=== Items ===

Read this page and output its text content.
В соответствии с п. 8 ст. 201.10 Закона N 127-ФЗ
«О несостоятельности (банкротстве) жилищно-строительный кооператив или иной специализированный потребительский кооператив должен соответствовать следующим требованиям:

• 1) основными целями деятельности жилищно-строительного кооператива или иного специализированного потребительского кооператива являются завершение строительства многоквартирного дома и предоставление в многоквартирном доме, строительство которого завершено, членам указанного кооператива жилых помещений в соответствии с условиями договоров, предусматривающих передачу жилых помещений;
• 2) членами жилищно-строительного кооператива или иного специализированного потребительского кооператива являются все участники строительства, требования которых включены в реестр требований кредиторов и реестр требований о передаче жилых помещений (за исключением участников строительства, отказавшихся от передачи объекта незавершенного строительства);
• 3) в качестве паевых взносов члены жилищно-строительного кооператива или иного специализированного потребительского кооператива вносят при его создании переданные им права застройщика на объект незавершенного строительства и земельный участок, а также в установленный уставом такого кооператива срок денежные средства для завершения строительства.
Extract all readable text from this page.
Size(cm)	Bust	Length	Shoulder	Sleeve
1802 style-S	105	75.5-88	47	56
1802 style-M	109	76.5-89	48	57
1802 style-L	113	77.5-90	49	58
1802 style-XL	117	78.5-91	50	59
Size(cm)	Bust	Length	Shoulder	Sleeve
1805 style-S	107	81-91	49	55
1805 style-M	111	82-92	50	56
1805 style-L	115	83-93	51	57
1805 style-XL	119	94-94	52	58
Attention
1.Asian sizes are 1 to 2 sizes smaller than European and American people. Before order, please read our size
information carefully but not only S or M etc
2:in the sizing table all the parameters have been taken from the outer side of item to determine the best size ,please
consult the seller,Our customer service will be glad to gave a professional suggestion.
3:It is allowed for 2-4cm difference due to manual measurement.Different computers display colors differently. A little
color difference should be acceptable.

===

• Exercise prompt
All lines from the line containing "Extract all readable text from this page." through the end of the listing above are to be duplicated exactly; include both ends and nothing further.

• In response
Extract all readable text from this page.
Size(cm)	Bust	Length	Shoulder	Sleeve
1802 style-S	105	75.5-88	47	56
1802 style-M	109	76.5-89	48	57
1802 style-L	113	77.5-90	49	58
1802 style-XL	117	78.5-91	50	59
Size(cm)	Bust	Length	Shoulder	Sleeve
1805 style-S	107	81-91	49	55
1805 style-M	111	82-92	50	56
1805 style-L	115	83-93	51	57
1805 style-XL	119	94-94	52	58
Attention
1.Asian sizes are 1 to 2 sizes smaller than European and American people. Before order, please read our size
information carefully but not only S or M etc
2:in the sizing table all the parameters have been taken from the outer side of item to determine the best size ,please
consult the seller,Our customer service will be glad to gave a professional suggestion.
3:It is allowed for 2-4cm difference due to manual measurement.Different computers display colors differently. A little
color difference should be acceptable.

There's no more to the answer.